# Textausschnitt:

******

Naxos 8.557429
1 CD • 65min • 2005
22.12.2005
Künstlerische Qualität:
Klangqualität:
Gesamteindruck:
Es ist praktisch unmöglich, sich über diese Aufnahme zu ereifern. Und doch geht einem nach einiger Zeit der Hut hoch – ganz so, als hinge man auf einer Landstraße hinter einem Sonntagsfahrer, der alles korrekt, nein: hyperkorrekt macht und von dem man sich verzweifelt wünscht, daß er doch nur ein kleines bißchen von den Vorschriften abwiche. Damit sage ich nicht, daß Marin Alsop und das London Symphony Orchestra langsam oder gar behäbig, gewissermaßen mit Zigarre und Hosenträgern, durch die Partitur der zweiten Sinfonie manövrierten. Nein, jedes vorgeschriebene Tempo, jeder gedruckte Phrasierungsbogen, jeder Punkt, jedes non legato ist dort, wo es hingehört; die Steigerungskurven stimmen, die instrumentale Transparenz, die blitzsauberen dynamischen Abstufungen und Nuancen – kurzum alles, was man lernen, bei genauem Partiturstudium entdecken und mit einem Orchester, mit dem man nicht per Anwalt kommuniziert, auch realisieren kann. Doch Pörtschach, der Wörthersee, die Sommerfäden dieser Musik, das warmherzige Idyll, mit dem Brahms selbst so verschmitzt kokettierte, als er seine Freunde auf eine Sinfonie mit Trauerrand vorbereitete – was immer die unvergleichliche Atmosphäre dieser Musik (wie auch des Violinkonzerts und der G-Dur-Violinsonate) ausmacht, das geht in der Genauigkeit der Wiedergabe verloren.

******

# Angezeigte Daten:
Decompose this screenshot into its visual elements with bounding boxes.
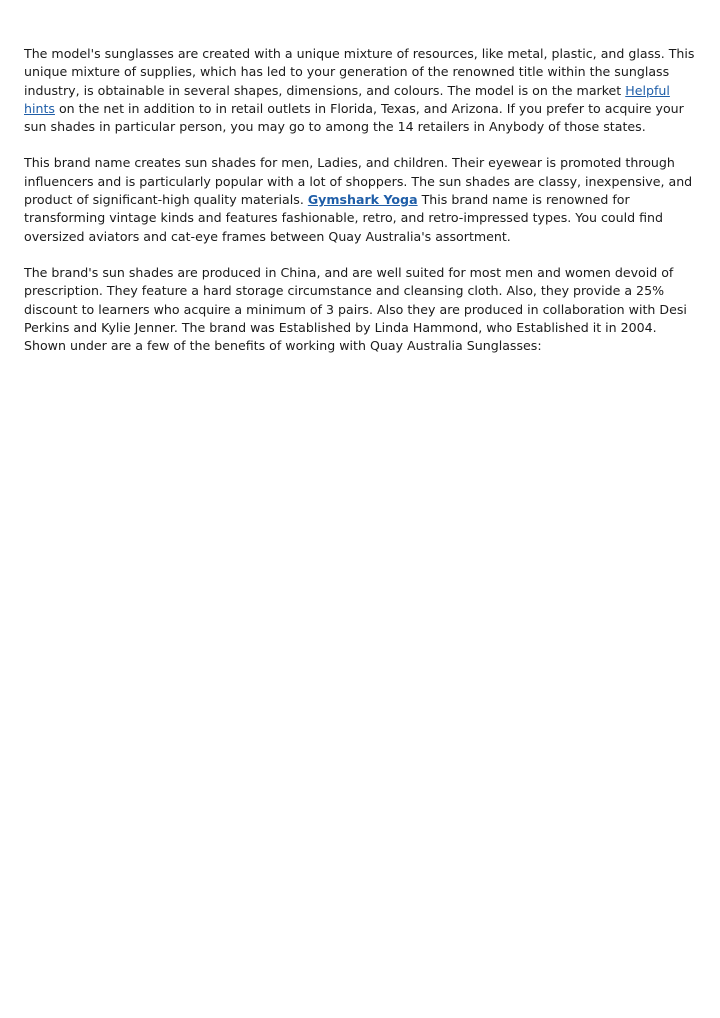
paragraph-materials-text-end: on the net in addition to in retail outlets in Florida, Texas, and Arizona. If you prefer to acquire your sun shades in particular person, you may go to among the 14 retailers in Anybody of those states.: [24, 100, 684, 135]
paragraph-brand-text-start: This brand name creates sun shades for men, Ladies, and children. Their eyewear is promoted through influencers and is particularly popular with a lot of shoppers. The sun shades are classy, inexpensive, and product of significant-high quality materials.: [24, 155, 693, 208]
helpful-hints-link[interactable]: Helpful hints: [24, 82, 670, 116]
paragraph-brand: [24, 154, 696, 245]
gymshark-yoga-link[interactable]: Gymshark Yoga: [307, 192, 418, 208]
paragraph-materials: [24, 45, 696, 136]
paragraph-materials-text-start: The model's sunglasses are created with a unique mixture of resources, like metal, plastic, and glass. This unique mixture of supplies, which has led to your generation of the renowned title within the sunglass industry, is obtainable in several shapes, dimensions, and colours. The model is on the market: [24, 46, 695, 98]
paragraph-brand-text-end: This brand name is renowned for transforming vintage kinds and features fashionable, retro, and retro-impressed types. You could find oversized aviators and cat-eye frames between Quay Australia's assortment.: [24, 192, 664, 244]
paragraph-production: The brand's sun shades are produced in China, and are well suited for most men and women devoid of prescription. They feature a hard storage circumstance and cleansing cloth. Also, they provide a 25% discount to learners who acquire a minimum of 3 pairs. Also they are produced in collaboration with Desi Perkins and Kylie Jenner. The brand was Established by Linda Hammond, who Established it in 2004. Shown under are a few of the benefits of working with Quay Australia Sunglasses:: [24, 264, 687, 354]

******

# Die Aufgabe:
Entscheide für jede Aussage, ob sie mit der Rezension zu Brahms' zweiter Sinfonie übereinstimmt, und belege dein Ja oder Nein mit den maßgeblichen Worten der Rezension als wörtliches Zitat: 1. Marin Alsop und das London Symphony Orchestra spielen die Sinfonie langsam und behäbig. 2. Die Steigerungskurven stimmen. 3. Die Atmosphäre der Musik bleibt in der genauen Wiedergabe erhalten. Die Datensätze werden hier nicht gebraucht.

# Die Lösung:
1. Nein: „Damit sage ich nicht, daß Marin Alsop und das London Symphony Orchestra langsam oder gar behäbig, gewissermaßen mit Zigarre und Hosenträgern, durch die Partitur der zweiten Sinfonie manövrierten.“
2. Ja: „die Steigerungskurven stimmen“
3. Nein: „das geht in der Genauigkeit der Wiedergabe verloren“